(Lines of data)
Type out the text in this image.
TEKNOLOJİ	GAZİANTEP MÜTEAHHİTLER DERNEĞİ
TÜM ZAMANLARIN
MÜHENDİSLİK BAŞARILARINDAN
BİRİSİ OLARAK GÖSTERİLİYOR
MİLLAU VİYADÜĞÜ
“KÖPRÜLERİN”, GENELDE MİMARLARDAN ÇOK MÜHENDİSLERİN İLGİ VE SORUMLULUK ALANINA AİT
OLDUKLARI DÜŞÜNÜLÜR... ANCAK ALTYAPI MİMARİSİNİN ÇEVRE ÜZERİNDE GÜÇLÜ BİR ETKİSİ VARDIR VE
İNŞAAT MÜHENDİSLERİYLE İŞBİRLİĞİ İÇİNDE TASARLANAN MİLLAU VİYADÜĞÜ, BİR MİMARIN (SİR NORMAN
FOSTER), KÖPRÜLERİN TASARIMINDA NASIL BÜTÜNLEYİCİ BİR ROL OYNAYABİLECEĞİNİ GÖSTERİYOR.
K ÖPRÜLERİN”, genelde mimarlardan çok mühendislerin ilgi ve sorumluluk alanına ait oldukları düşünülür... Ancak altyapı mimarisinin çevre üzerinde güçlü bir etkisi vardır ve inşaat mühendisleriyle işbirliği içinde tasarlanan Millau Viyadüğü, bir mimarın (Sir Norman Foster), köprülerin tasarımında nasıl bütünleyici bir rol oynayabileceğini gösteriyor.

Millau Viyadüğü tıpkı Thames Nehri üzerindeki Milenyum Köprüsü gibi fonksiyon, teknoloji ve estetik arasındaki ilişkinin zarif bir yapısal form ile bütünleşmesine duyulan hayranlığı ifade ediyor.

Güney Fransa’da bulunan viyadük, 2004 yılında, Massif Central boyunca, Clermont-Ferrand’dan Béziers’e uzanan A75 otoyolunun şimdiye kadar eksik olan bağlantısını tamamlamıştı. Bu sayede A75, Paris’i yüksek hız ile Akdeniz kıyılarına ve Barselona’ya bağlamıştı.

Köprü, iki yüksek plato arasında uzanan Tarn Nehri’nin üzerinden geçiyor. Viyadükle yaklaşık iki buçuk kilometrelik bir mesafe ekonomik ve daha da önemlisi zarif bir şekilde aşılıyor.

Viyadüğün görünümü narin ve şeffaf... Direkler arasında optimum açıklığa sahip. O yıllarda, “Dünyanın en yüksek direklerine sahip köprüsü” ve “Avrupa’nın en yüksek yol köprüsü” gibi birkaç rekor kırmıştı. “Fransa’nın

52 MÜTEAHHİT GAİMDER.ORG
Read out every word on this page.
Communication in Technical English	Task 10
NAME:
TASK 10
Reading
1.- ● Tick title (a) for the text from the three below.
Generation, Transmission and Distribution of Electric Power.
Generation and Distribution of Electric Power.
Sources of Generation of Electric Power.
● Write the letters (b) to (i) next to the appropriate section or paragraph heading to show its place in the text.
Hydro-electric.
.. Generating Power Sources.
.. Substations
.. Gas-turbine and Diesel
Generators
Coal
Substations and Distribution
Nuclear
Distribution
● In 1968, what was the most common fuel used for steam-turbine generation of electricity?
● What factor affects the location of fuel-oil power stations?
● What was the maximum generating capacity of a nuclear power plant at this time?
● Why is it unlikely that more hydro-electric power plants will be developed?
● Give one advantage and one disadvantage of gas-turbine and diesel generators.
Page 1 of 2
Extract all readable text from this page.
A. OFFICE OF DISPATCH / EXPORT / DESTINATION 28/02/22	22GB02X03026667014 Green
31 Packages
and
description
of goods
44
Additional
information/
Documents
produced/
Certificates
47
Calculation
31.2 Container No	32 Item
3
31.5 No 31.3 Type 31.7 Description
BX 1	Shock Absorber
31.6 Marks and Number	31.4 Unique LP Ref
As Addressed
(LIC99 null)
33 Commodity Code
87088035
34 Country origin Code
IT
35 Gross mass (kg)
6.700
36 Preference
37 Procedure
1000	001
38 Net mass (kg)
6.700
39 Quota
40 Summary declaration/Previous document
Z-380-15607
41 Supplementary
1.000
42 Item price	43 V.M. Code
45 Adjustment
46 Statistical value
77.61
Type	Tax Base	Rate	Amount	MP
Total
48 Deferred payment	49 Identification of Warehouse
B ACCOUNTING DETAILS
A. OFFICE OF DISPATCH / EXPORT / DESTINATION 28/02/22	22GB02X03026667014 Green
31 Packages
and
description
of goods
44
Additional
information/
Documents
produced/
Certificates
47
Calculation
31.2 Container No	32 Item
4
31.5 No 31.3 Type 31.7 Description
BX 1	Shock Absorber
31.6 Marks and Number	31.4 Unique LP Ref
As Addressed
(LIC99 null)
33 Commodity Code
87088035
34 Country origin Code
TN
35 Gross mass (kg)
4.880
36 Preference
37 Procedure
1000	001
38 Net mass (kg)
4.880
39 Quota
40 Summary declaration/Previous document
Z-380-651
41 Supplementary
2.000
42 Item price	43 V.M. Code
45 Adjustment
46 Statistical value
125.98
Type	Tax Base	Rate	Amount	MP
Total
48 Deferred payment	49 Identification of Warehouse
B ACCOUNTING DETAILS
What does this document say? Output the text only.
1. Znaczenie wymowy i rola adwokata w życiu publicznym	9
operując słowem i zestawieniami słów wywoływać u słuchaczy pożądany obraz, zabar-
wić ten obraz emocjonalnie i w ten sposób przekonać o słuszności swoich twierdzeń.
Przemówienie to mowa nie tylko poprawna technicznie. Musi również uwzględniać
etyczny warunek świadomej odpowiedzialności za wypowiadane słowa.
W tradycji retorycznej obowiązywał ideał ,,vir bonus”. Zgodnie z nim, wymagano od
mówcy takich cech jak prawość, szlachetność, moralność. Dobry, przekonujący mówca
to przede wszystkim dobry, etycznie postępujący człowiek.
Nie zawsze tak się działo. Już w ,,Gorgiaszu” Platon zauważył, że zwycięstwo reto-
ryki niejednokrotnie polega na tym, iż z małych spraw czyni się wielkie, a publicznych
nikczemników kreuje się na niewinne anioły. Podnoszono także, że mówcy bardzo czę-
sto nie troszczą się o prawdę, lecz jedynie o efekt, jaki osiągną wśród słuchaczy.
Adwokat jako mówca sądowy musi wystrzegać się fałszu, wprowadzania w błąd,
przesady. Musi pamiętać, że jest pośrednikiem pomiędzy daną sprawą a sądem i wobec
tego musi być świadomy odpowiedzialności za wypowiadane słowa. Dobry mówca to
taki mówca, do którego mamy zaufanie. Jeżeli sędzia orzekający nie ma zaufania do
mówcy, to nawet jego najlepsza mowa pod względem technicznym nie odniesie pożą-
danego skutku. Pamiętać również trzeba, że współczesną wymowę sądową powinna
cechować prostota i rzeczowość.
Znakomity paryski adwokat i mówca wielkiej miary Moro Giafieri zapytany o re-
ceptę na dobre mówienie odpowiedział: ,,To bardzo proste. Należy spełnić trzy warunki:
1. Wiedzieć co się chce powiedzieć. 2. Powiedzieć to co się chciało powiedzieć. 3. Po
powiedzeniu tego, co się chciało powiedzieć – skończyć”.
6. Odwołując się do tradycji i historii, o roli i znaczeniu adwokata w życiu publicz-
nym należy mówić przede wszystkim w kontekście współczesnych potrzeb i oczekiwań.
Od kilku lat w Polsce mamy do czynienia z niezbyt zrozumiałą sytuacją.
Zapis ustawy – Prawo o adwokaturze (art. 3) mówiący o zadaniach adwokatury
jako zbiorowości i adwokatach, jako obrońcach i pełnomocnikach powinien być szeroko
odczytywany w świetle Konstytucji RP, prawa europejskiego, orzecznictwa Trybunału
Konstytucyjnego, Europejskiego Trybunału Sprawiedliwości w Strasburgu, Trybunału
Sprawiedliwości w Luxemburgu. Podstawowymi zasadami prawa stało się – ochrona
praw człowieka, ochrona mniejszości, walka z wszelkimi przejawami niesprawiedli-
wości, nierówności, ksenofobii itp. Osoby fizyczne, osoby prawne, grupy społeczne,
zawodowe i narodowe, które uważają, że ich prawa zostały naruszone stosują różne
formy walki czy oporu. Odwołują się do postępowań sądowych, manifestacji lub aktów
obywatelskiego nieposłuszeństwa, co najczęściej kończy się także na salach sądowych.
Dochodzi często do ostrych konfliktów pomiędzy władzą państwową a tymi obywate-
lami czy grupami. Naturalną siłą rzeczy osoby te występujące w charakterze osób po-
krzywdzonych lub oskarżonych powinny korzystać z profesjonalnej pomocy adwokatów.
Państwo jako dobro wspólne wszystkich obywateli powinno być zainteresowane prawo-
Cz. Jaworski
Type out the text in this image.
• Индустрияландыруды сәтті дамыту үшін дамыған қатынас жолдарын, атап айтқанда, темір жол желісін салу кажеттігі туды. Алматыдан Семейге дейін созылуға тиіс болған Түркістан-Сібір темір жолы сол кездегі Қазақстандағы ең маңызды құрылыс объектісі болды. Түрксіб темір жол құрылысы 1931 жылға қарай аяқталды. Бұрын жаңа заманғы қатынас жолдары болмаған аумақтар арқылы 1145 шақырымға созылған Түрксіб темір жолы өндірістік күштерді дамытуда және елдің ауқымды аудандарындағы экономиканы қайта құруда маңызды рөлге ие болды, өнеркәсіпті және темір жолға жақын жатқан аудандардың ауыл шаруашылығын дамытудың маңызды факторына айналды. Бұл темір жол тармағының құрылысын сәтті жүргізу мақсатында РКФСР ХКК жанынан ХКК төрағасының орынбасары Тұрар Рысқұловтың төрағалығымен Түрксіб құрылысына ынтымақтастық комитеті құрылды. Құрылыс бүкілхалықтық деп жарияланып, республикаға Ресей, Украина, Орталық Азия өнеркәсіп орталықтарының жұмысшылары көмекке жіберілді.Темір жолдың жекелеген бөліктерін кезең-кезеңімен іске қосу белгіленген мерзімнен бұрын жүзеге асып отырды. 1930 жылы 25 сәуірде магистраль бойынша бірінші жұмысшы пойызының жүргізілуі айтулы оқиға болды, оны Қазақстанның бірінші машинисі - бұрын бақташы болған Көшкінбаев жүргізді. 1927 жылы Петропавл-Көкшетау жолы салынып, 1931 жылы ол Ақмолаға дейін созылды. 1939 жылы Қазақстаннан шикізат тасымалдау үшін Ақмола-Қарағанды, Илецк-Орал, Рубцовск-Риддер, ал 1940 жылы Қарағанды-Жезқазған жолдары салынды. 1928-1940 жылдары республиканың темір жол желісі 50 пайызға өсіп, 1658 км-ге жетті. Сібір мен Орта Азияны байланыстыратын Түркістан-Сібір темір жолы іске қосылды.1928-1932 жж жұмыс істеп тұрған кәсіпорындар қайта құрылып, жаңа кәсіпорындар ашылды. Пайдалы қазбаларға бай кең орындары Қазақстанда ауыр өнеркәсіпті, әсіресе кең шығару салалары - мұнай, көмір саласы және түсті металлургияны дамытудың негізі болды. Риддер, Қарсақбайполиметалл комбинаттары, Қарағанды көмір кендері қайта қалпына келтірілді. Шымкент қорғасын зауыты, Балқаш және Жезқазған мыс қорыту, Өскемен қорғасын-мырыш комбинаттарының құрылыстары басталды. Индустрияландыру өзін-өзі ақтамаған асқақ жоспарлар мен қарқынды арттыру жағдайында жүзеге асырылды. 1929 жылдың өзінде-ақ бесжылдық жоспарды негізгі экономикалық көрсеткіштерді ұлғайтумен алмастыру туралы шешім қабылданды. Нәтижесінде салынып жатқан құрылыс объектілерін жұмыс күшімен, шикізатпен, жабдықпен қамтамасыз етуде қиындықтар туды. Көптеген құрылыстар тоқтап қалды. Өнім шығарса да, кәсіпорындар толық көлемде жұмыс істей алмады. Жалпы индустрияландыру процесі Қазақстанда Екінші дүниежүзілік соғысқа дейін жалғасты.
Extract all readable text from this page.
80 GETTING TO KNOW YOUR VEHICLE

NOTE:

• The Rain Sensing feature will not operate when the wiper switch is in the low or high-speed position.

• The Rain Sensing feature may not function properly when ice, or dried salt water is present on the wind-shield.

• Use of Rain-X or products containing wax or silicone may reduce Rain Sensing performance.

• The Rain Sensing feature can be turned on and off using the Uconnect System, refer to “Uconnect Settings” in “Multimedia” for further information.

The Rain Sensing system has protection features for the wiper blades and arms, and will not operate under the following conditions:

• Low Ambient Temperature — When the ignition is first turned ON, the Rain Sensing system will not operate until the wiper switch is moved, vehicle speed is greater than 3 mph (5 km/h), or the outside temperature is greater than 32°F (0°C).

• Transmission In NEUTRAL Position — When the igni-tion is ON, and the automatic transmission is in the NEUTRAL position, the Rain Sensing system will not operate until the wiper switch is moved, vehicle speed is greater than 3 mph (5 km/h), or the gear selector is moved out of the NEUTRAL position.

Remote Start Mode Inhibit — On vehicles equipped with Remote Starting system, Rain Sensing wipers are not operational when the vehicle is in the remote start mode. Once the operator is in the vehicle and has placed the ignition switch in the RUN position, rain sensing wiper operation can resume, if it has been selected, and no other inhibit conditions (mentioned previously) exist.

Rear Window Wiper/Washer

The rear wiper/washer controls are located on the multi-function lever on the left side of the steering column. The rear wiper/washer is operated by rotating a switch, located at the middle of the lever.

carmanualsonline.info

* [The request]: Take every line from the records above that has the word "także" and copy it.

* [Expected answer]:
nikczemników kreuje się na niewinne anioły. Podnoszono także, że mówcy bardzo czę-
obywatelskiego nieposłuszeństwa, co najczęściej kończy się także na salach sądowych.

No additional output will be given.